* _DIRECTIONS_:
Gather all lines from the material that contain the word "name".

* _DATA EXCERPTS_:
........

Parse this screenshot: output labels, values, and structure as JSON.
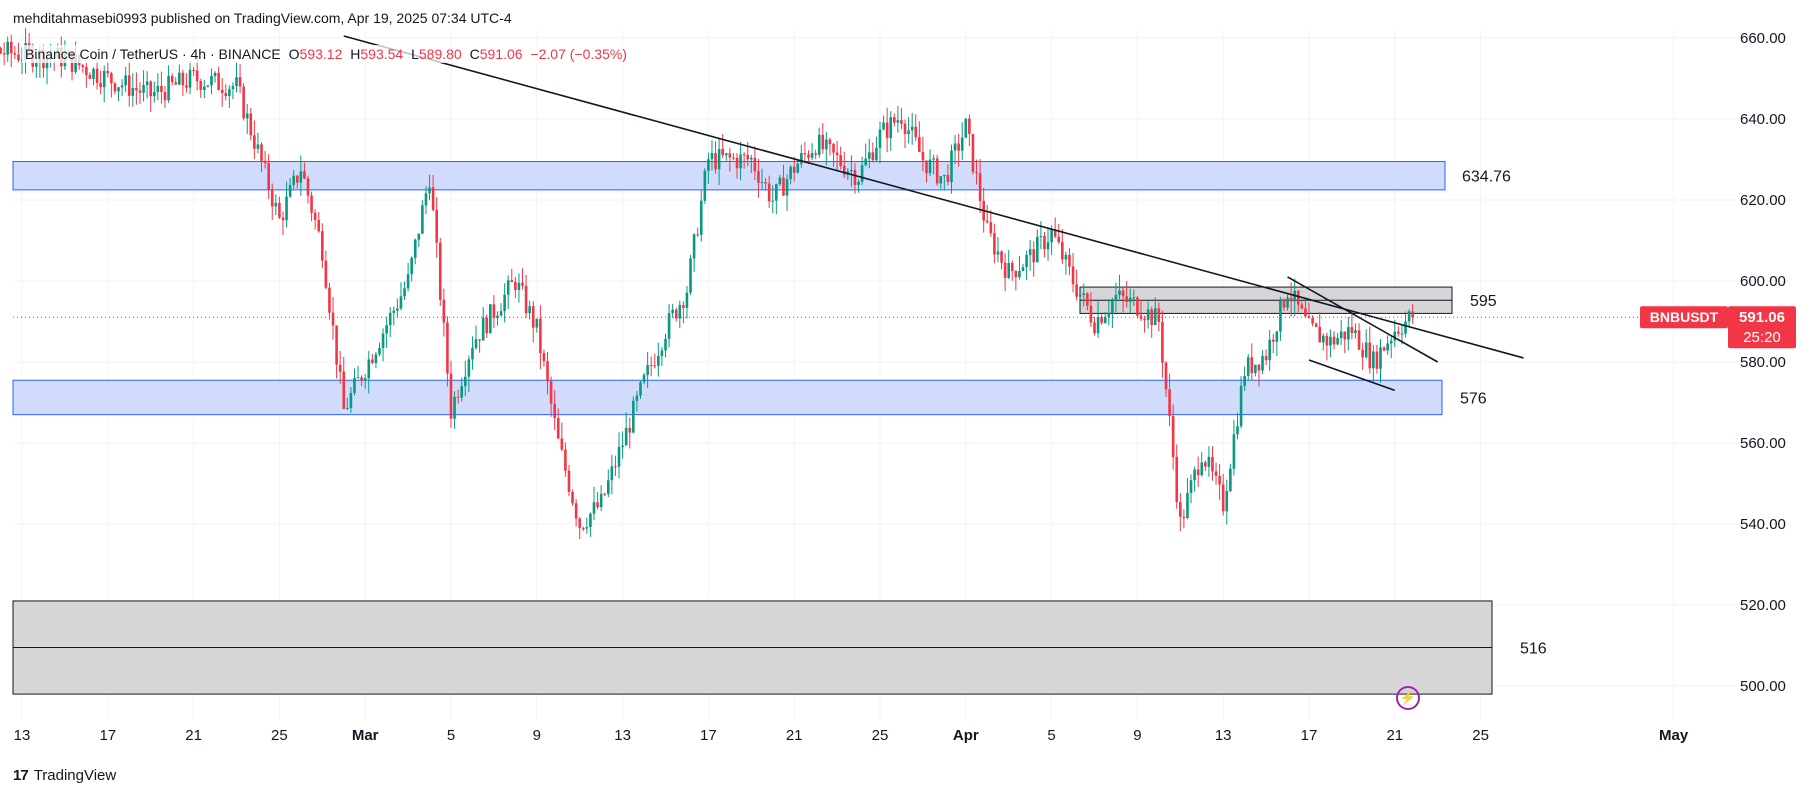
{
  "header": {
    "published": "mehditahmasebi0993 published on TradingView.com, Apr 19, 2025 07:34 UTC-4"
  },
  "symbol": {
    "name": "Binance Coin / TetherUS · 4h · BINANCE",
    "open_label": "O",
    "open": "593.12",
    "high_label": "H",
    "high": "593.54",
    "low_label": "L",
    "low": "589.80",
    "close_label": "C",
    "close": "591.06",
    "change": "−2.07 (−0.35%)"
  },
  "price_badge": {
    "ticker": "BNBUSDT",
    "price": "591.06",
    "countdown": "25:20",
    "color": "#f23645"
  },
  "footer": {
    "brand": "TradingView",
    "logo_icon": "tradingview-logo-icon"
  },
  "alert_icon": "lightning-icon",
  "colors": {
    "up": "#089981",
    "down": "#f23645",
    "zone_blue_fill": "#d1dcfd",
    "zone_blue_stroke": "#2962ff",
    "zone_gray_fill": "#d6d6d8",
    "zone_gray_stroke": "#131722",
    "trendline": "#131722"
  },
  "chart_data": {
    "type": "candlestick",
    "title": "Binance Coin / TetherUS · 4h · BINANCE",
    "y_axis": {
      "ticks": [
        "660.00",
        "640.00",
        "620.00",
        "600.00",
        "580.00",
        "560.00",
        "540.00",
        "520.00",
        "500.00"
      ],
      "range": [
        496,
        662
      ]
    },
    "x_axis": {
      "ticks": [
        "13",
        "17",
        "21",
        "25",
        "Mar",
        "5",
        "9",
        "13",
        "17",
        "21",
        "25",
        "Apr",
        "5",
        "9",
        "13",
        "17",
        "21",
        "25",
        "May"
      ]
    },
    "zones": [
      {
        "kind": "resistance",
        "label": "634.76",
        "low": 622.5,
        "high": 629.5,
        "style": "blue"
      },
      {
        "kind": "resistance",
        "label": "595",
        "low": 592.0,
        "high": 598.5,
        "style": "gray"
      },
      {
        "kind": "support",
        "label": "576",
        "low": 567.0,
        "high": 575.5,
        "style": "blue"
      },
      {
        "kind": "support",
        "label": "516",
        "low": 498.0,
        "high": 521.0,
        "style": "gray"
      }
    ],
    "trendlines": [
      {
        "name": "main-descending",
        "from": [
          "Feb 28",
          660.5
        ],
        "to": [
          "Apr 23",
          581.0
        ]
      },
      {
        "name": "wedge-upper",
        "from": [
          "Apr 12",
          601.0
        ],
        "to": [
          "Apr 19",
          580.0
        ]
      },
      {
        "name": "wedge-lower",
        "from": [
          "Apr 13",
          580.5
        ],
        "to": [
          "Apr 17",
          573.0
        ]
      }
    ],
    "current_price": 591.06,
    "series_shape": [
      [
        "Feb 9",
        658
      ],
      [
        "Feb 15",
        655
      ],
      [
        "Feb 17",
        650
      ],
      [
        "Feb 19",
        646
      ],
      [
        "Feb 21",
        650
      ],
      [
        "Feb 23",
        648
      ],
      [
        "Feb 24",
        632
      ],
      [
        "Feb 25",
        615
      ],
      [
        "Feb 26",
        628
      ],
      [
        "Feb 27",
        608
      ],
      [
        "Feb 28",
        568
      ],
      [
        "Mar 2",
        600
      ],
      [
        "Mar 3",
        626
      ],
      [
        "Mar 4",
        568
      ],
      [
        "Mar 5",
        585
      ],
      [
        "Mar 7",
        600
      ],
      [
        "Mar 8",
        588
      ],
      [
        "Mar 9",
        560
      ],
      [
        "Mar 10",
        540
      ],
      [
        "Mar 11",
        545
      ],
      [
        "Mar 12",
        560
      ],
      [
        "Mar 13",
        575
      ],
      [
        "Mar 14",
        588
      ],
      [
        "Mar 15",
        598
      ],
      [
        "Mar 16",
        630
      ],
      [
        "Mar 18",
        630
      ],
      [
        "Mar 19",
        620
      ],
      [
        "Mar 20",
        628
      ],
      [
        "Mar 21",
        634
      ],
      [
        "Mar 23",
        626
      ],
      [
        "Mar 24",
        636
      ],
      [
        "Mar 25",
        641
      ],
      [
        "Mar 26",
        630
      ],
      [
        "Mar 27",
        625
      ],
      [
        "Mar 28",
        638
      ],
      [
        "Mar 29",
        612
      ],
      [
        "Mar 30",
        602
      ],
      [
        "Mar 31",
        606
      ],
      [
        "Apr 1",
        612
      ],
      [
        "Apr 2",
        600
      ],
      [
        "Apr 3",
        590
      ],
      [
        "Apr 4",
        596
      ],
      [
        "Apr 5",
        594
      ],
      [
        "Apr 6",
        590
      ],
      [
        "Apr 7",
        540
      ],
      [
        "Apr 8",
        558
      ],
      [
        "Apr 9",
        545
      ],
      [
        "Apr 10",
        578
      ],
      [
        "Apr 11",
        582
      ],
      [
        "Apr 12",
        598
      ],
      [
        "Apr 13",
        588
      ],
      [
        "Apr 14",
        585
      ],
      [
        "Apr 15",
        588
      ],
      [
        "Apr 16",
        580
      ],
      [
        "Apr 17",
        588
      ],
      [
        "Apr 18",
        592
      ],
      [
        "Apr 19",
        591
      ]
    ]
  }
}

........

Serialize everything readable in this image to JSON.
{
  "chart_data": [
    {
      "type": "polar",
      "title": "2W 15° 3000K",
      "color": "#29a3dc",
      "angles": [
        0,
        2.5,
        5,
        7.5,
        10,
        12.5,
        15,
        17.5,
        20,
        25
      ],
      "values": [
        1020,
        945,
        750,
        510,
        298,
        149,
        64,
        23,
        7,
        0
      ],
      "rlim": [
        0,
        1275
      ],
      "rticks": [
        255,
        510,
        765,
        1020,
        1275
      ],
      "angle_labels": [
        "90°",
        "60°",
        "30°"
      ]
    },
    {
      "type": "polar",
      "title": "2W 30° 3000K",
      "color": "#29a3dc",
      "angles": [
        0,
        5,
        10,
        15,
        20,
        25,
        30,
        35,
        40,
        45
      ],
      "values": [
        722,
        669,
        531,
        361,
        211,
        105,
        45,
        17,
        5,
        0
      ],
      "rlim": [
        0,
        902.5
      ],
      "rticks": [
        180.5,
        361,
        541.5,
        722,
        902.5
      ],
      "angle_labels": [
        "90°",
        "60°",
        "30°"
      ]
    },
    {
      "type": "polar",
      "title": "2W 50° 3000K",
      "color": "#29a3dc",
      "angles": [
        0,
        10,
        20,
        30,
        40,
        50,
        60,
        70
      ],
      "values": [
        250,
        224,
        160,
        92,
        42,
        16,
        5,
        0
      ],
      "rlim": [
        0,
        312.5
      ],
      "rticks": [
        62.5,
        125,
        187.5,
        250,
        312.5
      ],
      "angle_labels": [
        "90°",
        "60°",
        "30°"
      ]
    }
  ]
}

........

* _OUTPUT FOR THIS EXERCISE_:
    "name": "Binance Coin / TetherUS · 4h · BINANCE",
        "name": "main-descending",
        "name": "wedge-upper",
        "name": "wedge-lower",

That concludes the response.